Written problem: Check every line below for the string "avec", and copy the lines that contain it.

Exercise data:
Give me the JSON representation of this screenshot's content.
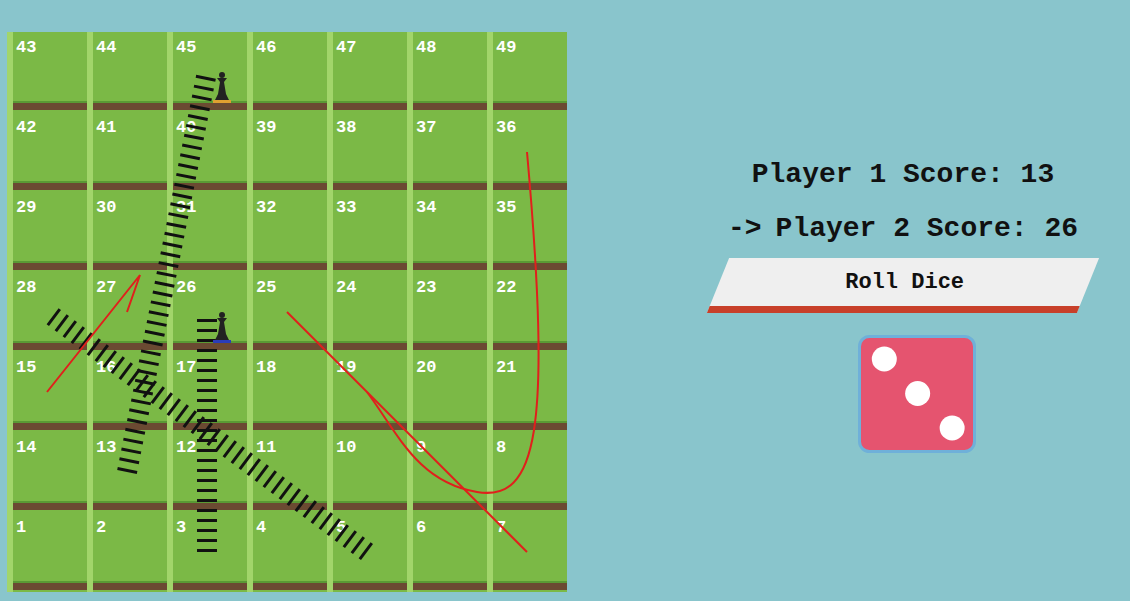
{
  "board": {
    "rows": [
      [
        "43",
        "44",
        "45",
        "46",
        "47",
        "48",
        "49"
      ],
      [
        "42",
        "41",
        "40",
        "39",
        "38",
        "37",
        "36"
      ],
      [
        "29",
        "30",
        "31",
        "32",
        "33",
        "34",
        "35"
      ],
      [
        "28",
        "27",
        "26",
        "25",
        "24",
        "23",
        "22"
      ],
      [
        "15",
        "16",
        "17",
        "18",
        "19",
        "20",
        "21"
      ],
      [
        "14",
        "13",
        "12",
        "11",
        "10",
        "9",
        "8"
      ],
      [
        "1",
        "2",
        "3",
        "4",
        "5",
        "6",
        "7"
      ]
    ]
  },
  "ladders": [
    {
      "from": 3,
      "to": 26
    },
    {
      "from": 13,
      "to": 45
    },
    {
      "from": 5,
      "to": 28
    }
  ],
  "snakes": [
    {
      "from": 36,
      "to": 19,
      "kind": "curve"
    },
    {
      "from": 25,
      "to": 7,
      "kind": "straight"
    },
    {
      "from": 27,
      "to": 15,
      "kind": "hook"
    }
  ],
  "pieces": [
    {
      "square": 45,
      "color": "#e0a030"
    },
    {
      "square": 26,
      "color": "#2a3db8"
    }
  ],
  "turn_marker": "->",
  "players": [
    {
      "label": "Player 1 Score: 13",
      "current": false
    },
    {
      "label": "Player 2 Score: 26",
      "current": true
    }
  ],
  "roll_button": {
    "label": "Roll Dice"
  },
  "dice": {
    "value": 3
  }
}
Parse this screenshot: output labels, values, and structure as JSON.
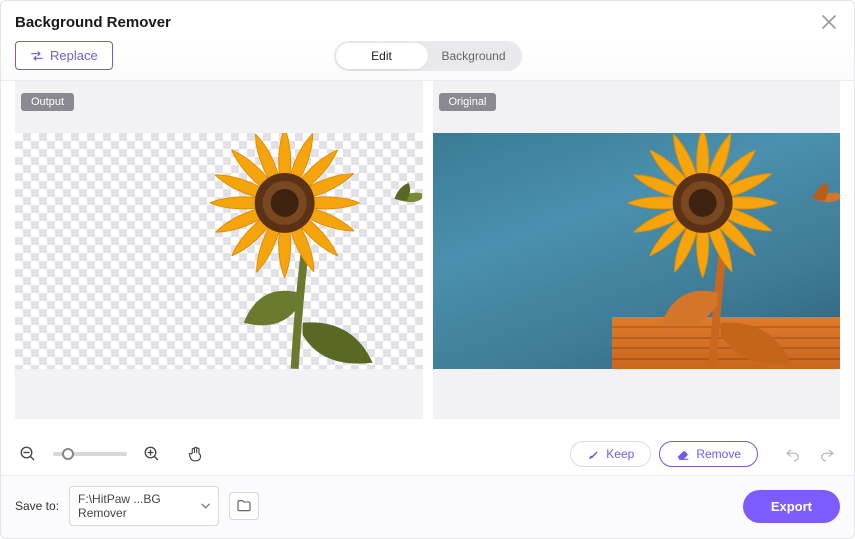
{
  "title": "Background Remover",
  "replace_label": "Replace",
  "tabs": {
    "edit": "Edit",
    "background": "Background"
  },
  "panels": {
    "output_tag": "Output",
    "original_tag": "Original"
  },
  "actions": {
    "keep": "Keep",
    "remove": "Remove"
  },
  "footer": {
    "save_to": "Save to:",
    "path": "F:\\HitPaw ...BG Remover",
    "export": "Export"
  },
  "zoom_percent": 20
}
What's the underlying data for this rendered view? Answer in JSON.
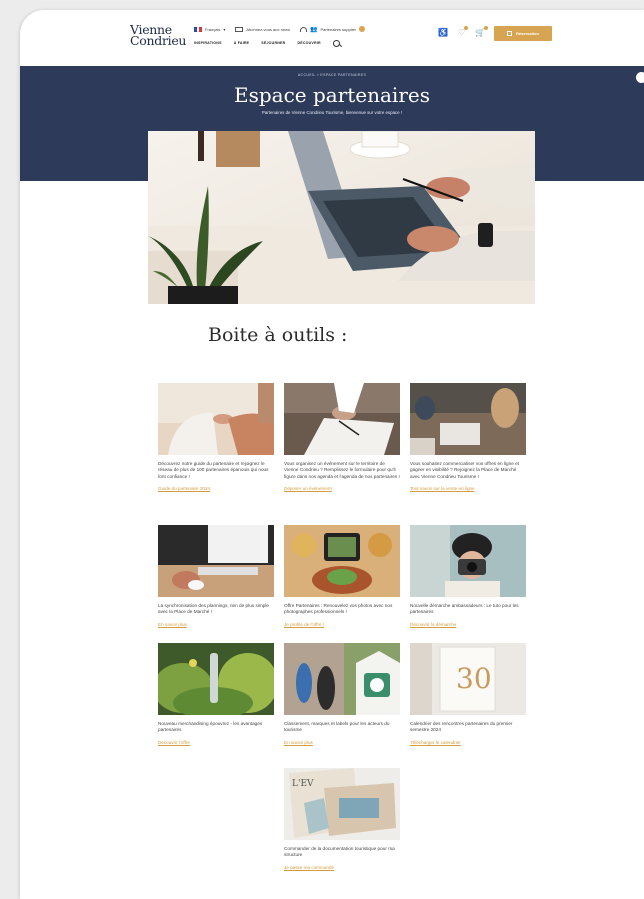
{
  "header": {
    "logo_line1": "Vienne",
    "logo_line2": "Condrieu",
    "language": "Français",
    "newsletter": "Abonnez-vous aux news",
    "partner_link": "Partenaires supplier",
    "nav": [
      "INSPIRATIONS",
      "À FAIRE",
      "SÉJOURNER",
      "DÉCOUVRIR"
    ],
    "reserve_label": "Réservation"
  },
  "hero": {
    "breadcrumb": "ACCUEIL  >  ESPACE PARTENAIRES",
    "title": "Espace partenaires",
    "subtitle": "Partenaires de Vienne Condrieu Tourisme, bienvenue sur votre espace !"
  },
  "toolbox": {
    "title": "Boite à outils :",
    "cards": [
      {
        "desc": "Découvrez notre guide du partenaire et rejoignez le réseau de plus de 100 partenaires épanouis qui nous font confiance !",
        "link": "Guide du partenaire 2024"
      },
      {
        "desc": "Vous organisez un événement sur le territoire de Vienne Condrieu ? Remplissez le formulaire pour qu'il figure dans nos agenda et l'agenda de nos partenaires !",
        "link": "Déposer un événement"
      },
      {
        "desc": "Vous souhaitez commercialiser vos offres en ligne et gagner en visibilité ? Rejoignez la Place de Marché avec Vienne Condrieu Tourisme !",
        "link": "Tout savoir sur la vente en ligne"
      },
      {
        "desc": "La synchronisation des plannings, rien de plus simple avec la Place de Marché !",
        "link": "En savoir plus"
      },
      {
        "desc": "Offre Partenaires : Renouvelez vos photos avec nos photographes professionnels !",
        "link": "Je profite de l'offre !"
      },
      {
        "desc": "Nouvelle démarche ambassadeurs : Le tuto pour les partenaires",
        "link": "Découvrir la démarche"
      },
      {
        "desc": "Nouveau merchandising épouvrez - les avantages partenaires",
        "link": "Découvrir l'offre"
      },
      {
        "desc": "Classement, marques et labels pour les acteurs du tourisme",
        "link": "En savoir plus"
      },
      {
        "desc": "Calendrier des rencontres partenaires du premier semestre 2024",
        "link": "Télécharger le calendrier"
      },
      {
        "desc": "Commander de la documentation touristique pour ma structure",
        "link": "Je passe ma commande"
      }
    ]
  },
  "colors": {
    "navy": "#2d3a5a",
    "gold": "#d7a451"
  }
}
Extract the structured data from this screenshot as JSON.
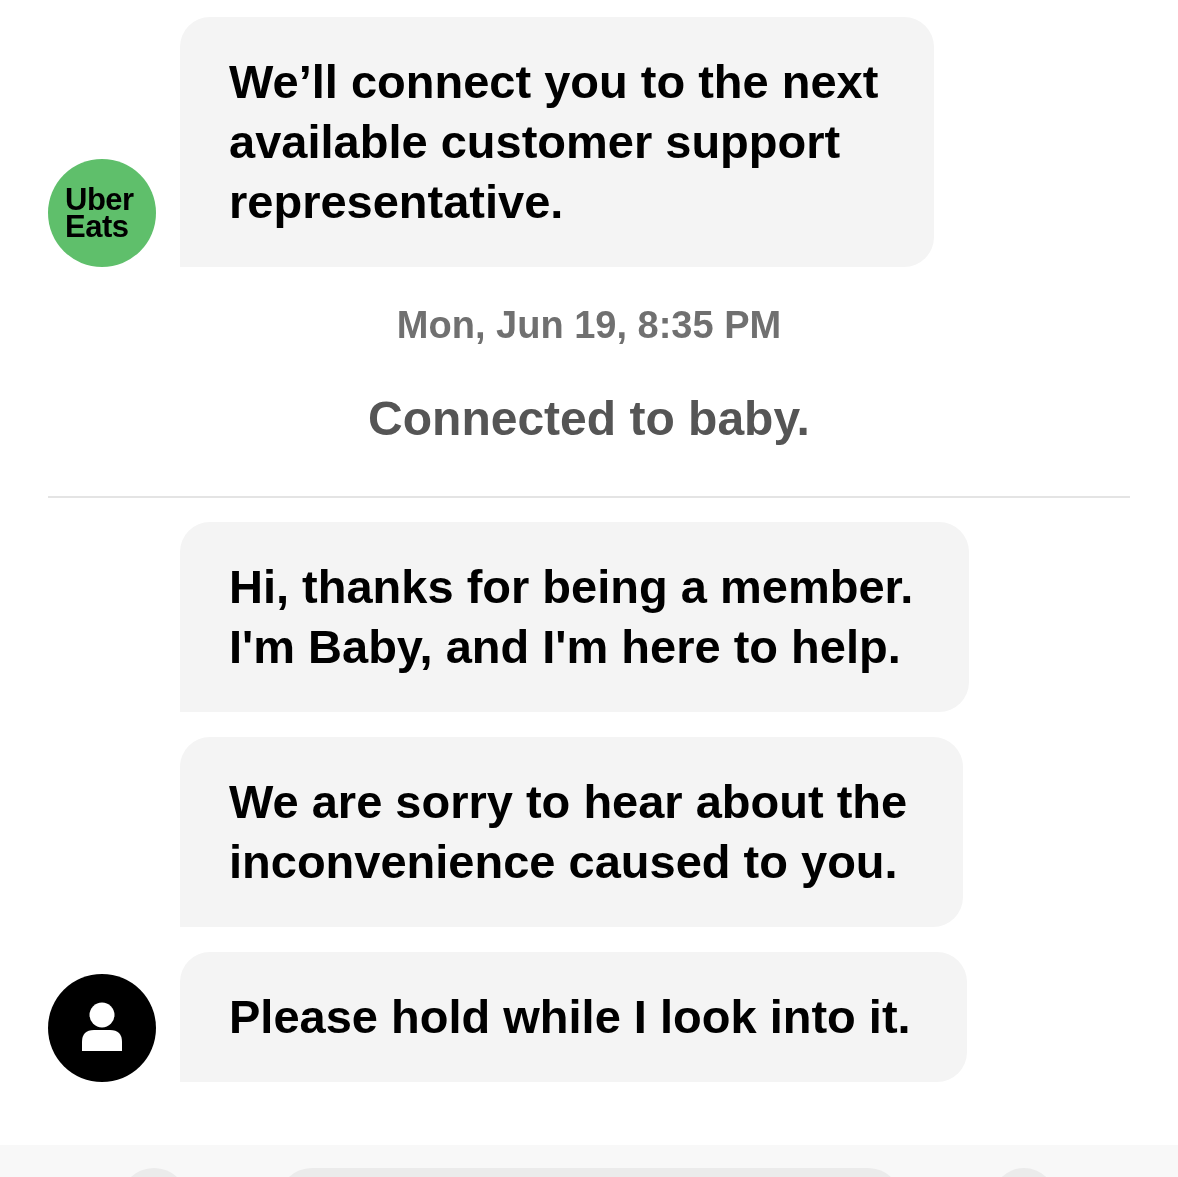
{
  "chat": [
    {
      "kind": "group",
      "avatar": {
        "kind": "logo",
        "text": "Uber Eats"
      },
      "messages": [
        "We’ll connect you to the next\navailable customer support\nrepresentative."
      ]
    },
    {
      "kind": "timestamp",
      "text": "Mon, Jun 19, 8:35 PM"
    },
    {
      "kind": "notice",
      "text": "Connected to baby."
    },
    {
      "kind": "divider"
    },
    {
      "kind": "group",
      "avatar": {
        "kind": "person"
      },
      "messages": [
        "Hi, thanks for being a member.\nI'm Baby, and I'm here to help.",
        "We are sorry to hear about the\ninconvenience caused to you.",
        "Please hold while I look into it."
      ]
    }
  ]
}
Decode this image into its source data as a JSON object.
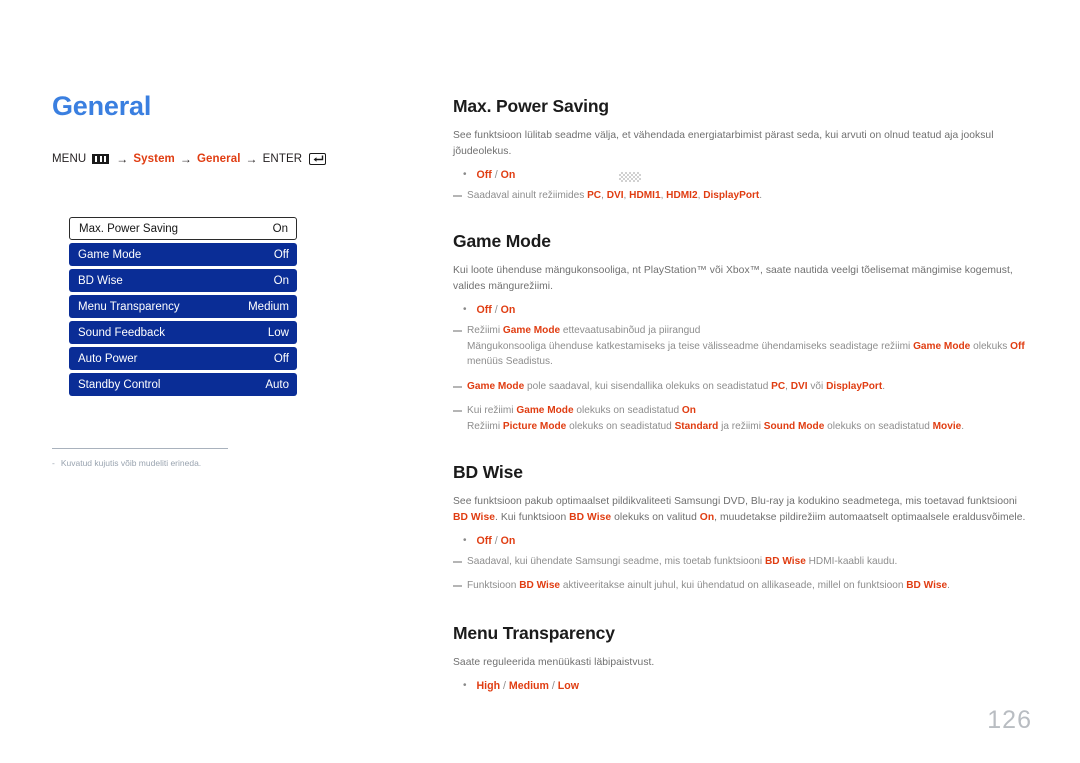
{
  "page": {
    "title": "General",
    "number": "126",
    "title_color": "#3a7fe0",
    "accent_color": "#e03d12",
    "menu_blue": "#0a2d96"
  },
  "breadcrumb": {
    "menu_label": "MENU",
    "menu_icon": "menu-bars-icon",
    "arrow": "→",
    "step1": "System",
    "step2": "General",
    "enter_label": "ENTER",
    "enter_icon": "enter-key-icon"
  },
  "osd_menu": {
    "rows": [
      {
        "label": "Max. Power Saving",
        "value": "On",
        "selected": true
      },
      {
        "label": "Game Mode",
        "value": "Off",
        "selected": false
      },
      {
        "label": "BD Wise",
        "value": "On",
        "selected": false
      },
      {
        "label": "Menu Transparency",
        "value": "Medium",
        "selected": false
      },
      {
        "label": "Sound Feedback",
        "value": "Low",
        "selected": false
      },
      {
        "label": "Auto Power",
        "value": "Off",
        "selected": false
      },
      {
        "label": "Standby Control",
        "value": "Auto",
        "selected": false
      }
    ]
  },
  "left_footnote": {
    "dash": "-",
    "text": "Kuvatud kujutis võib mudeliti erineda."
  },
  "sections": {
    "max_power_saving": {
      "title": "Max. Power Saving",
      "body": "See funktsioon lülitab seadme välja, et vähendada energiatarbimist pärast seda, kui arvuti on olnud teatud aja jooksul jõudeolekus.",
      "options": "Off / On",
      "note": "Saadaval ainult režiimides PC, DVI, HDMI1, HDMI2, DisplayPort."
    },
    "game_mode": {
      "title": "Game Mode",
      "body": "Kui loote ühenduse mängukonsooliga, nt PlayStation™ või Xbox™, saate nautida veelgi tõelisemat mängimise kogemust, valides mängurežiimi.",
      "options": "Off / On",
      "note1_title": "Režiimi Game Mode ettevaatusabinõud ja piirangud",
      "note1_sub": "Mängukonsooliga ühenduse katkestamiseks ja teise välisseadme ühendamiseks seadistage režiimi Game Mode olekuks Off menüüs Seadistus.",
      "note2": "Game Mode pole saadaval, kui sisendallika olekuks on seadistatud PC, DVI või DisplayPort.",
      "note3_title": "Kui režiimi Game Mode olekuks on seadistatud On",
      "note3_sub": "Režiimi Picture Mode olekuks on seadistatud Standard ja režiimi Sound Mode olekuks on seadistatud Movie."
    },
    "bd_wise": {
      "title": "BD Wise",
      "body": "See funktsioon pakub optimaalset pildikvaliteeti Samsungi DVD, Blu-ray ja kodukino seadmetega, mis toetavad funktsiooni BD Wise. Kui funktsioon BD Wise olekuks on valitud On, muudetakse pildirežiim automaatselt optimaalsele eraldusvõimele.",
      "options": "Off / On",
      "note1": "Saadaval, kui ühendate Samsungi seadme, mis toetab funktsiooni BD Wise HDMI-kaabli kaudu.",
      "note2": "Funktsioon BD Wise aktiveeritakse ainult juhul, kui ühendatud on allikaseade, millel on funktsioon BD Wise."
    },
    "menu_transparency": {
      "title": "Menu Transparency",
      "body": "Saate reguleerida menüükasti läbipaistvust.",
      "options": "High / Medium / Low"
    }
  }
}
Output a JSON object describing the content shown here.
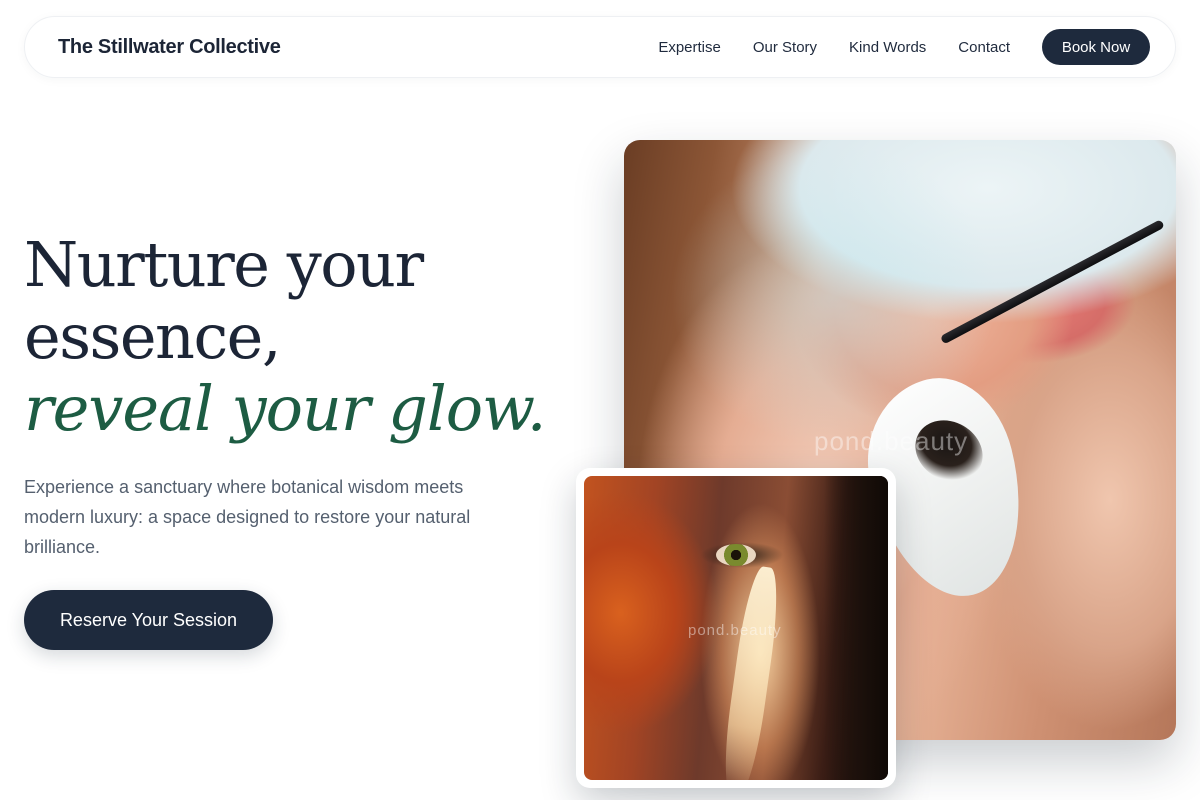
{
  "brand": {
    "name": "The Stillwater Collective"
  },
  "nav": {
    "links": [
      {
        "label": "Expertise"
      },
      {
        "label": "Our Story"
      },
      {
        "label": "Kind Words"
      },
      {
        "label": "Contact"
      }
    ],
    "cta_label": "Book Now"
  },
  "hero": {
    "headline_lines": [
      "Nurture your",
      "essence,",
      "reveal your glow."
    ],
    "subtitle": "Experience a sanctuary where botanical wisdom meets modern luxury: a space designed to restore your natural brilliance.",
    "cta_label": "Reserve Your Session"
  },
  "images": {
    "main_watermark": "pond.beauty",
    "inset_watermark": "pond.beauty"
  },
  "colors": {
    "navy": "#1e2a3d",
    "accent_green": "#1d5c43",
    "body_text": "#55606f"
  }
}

Reply:
        "desc": "Vous souhaitez commercialiser vos offres en ligne et gagner en visibilité ? Rejoignez la Place de Marché avec Vienne Condrieu Tourisme !",
        "desc": "La synchronisation des plannings, rien de plus simple avec la Place de Marché !",
        "desc": "Offre Partenaires : Renouvelez vos photos avec nos photographes professionnels !",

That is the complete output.